[Stored entries]
——

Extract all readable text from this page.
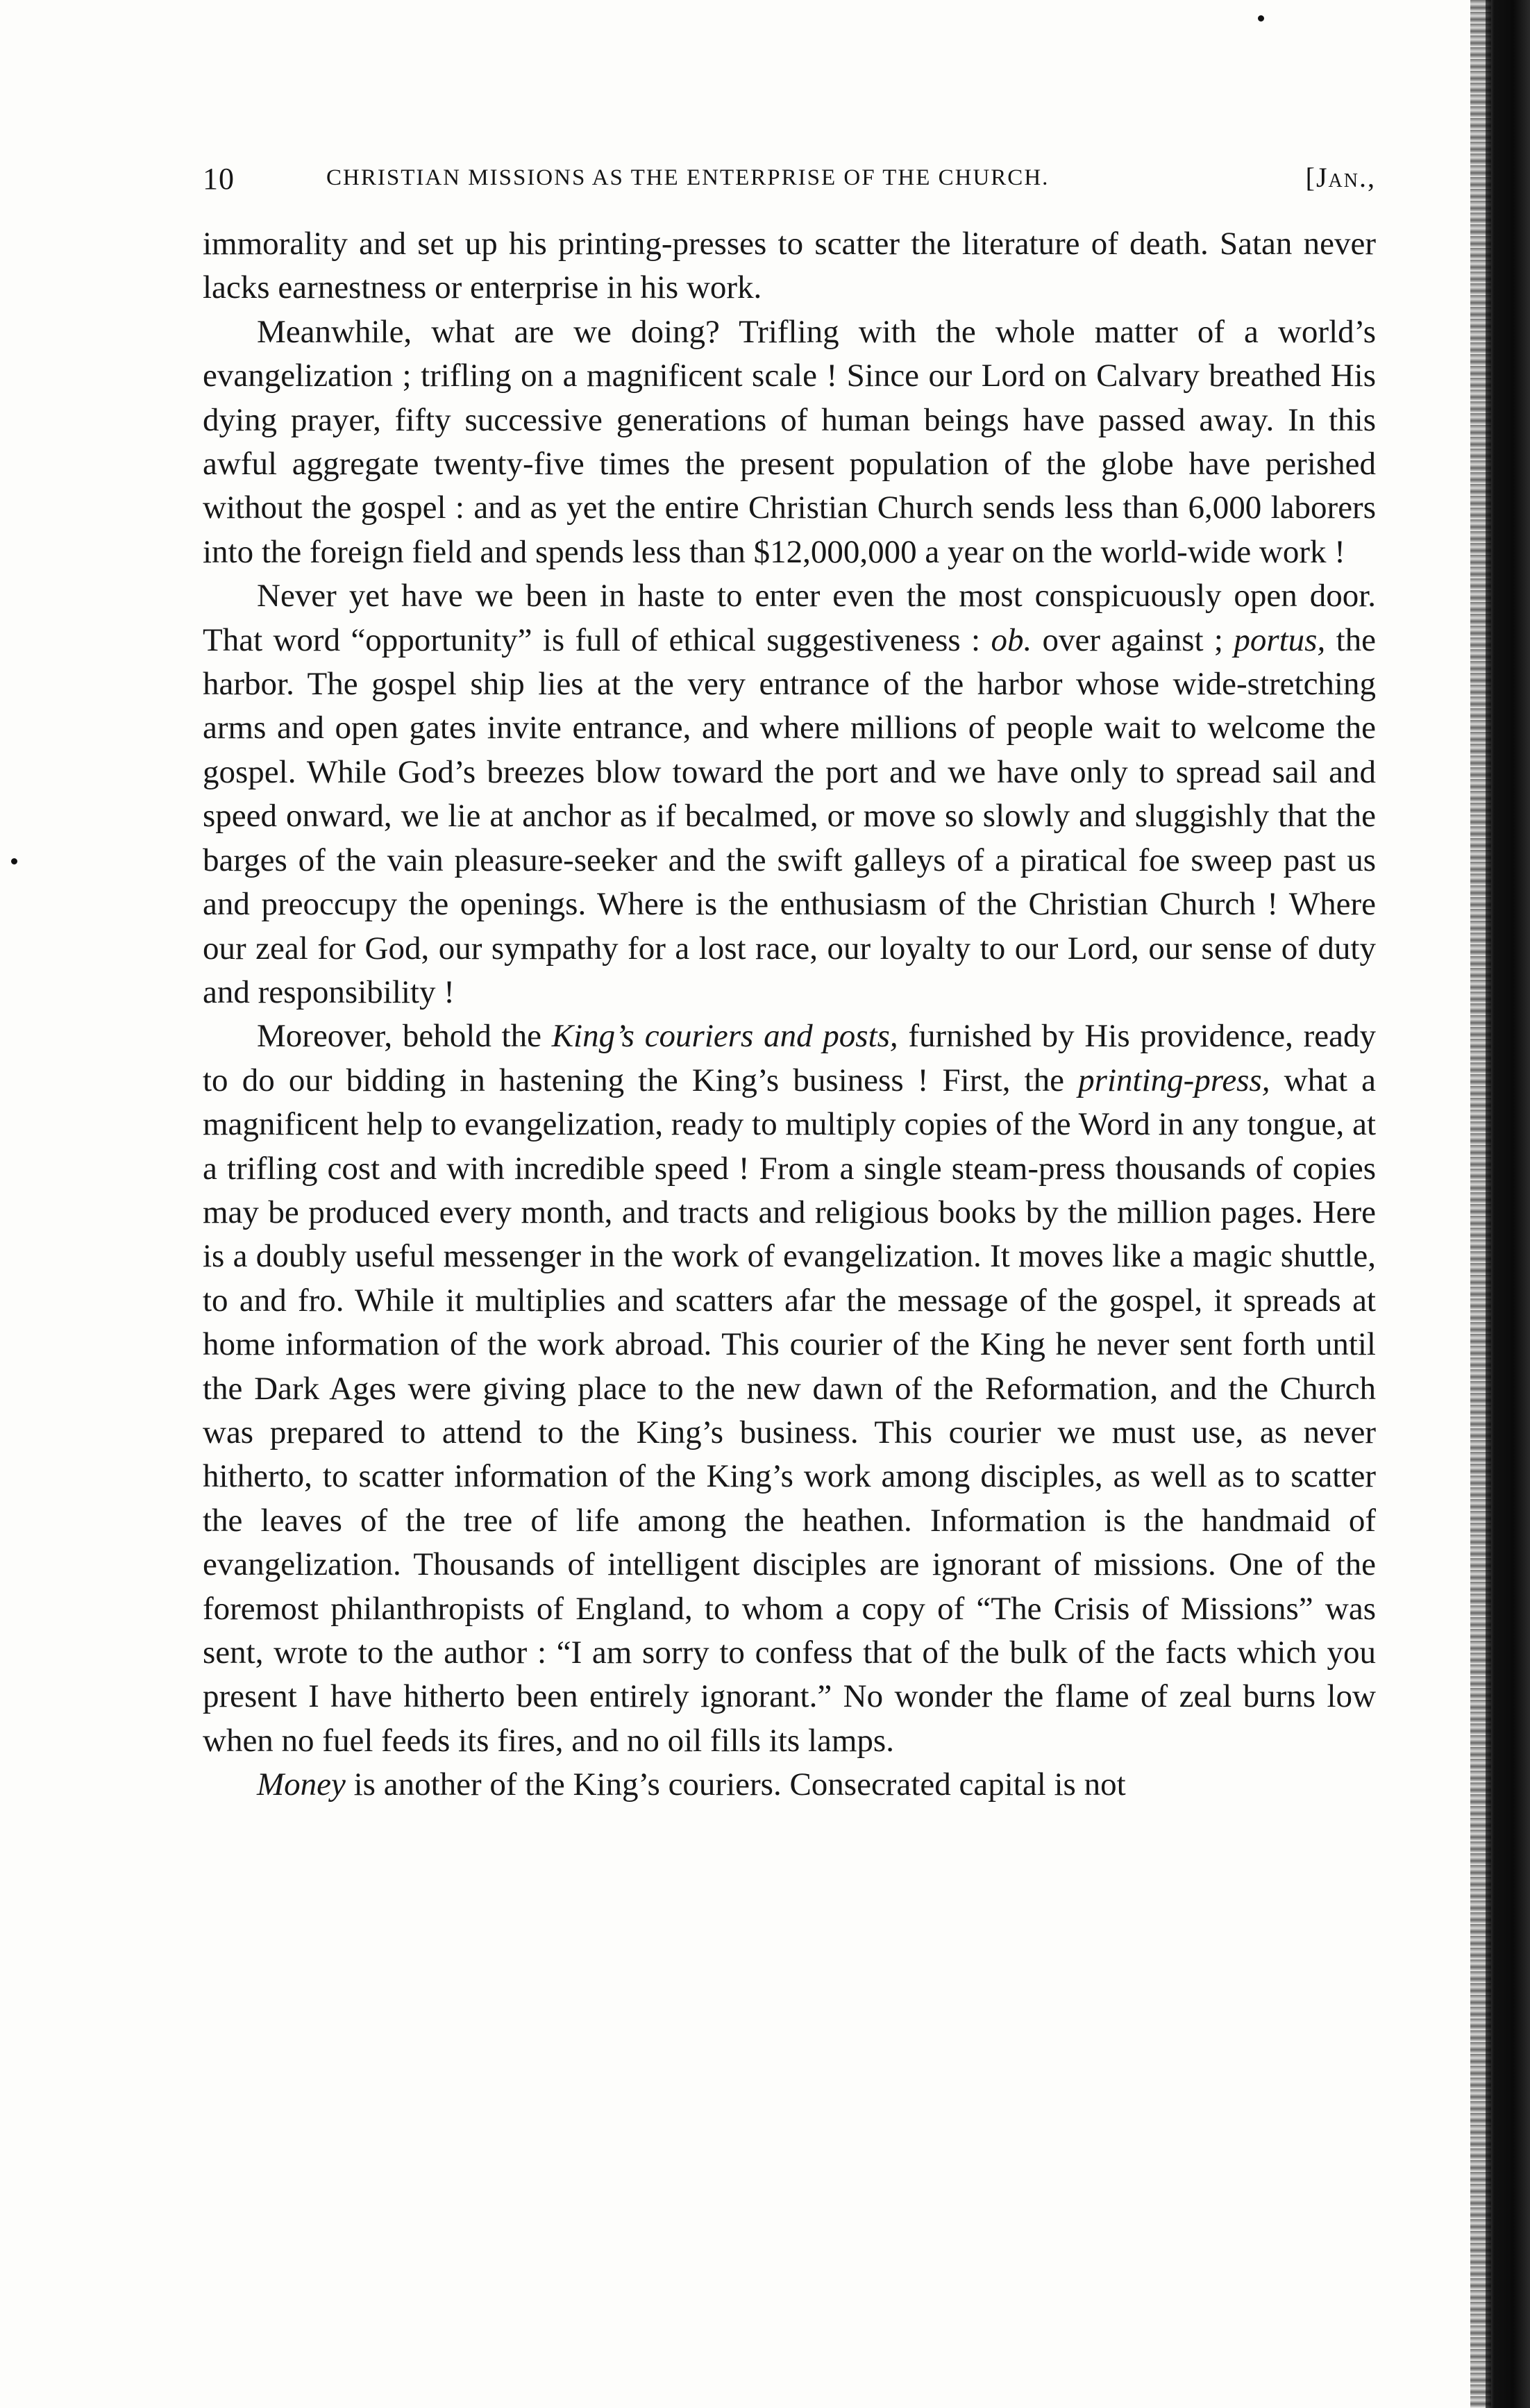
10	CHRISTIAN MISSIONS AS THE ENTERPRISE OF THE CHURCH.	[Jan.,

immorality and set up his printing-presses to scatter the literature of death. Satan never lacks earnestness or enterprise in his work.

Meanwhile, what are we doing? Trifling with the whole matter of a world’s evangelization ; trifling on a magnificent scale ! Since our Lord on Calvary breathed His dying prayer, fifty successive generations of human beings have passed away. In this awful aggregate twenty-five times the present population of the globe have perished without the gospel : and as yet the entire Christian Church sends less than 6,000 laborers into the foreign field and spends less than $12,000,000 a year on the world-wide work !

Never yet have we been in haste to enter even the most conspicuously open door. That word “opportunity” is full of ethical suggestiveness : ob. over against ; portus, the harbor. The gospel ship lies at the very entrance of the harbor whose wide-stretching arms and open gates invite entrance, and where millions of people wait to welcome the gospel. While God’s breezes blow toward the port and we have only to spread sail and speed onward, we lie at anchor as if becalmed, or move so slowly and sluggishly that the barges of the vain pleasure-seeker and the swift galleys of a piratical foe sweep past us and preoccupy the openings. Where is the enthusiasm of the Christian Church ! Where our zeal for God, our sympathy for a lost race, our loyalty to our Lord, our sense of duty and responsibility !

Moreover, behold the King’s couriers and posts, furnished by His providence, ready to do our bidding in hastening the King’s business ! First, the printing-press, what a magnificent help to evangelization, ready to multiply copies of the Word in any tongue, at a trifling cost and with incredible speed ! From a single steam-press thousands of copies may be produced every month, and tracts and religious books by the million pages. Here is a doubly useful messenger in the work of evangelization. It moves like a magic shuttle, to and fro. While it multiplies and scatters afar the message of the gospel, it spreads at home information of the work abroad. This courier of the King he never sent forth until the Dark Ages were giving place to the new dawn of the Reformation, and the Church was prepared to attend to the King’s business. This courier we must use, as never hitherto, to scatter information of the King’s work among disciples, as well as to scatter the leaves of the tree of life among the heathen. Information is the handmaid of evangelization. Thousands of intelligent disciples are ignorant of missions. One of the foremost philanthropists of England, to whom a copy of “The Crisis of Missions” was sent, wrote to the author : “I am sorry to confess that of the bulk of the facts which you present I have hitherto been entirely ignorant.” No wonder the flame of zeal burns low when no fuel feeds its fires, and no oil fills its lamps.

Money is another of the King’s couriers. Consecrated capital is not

——

What the task requires –
Quote the full listing above word for word; exclude every picture from the copy.

Task response –
Extract all readable text from this page.
10	CHRISTIAN MISSIONS AS THE ENTERPRISE OF THE CHURCH.	[Jan.,

immorality and set up his printing-presses to scatter the literature of death. Satan never lacks earnestness or enterprise in his work.

Meanwhile, what are we doing? Trifling with the whole matter of a world’s evangelization ; trifling on a magnificent scale ! Since our Lord on Calvary breathed His dying prayer, fifty successive generations of human beings have passed away. In this awful aggregate twenty-five times the present population of the globe have perished without the gospel : and as yet the entire Christian Church sends less than 6,000 laborers into the foreign field and spends less than $12,000,000 a year on the world-wide work !

Never yet have we been in haste to enter even the most conspicuously open door. That word “opportunity” is full of ethical suggestiveness : ob. over against ; portus, the harbor. The gospel ship lies at the very entrance of the harbor whose wide-stretching arms and open gates invite entrance, and where millions of people wait to welcome the gospel. While God’s breezes blow toward the port and we have only to spread sail and speed onward, we lie at anchor as if becalmed, or move so slowly and sluggishly that the barges of the vain pleasure-seeker and the swift galleys of a piratical foe sweep past us and preoccupy the openings. Where is the enthusiasm of the Christian Church ! Where our zeal for God, our sympathy for a lost race, our loyalty to our Lord, our sense of duty and responsibility !

Moreover, behold the King’s couriers and posts, furnished by His providence, ready to do our bidding in hastening the King’s business ! First, the printing-press, what a magnificent help to evangelization, ready to multiply copies of the Word in any tongue, at a trifling cost and with incredible speed ! From a single steam-press thousands of copies may be produced every month, and tracts and religious books by the million pages. Here is a doubly useful messenger in the work of evangelization. It moves like a magic shuttle, to and fro. While it multiplies and scatters afar the message of the gospel, it spreads at home information of the work abroad. This courier of the King he never sent forth until the Dark Ages were giving place to the new dawn of the Reformation, and the Church was prepared to attend to the King’s business. This courier we must use, as never hitherto, to scatter information of the King’s work among disciples, as well as to scatter the leaves of the tree of life among the heathen. Information is the handmaid of evangelization. Thousands of intelligent disciples are ignorant of missions. One of the foremost philanthropists of England, to whom a copy of “The Crisis of Missions” was sent, wrote to the author : “I am sorry to confess that of the bulk of the facts which you present I have hitherto been entirely ignorant.” No wonder the flame of zeal burns low when no fuel feeds its fires, and no oil fills its lamps.

Money is another of the King’s couriers. Consecrated capital is not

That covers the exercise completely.